**Material shown**:
----

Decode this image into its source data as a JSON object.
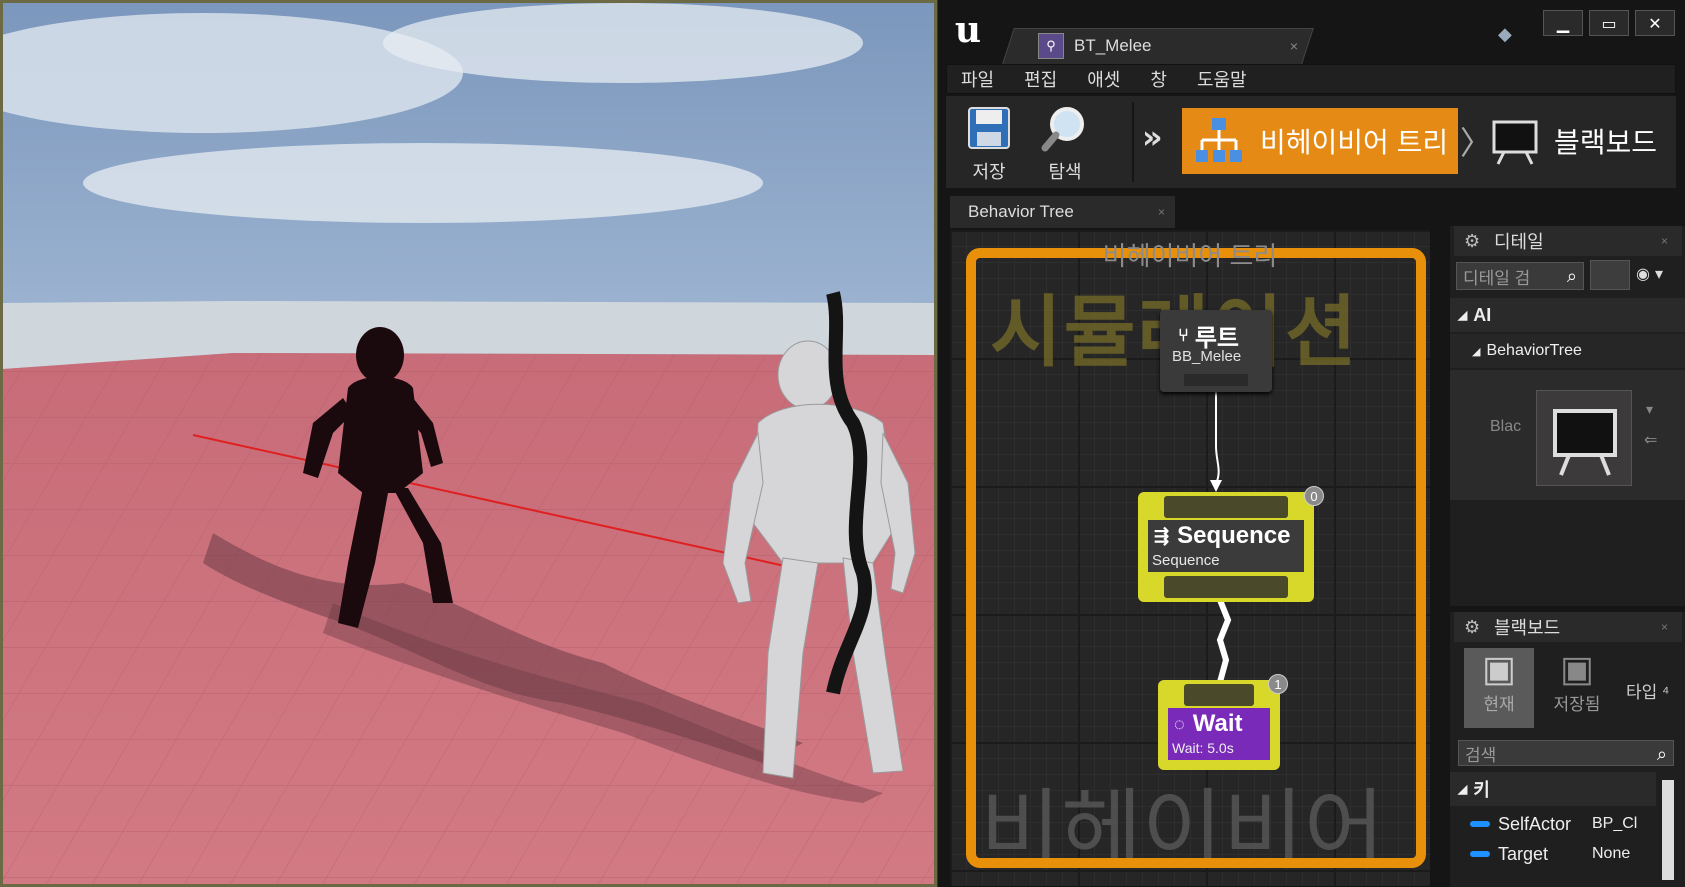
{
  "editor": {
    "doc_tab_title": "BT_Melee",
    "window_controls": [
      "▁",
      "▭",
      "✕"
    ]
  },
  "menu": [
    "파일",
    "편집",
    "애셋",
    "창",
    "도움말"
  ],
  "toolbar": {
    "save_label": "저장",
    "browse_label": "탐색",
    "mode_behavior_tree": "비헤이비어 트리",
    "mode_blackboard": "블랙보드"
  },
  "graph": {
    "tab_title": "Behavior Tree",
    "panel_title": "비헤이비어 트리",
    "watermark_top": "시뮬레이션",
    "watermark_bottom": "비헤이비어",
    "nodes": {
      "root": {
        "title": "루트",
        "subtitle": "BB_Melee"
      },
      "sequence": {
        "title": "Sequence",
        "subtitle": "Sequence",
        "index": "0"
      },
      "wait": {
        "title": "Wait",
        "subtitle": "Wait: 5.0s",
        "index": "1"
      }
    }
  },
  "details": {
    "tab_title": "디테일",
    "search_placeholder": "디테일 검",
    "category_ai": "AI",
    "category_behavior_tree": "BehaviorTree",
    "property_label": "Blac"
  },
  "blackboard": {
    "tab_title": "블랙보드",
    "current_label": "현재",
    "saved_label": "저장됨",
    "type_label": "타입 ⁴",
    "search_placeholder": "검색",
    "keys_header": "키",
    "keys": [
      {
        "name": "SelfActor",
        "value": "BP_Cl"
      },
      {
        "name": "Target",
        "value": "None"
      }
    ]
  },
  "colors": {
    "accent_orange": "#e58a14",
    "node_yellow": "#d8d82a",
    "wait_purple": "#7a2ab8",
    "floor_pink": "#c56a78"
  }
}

----

**Stated exercise**:
Going through the lines above one by one, tally those with the word "비헤이비어" and give only the total.

**Result of this exercise**:
3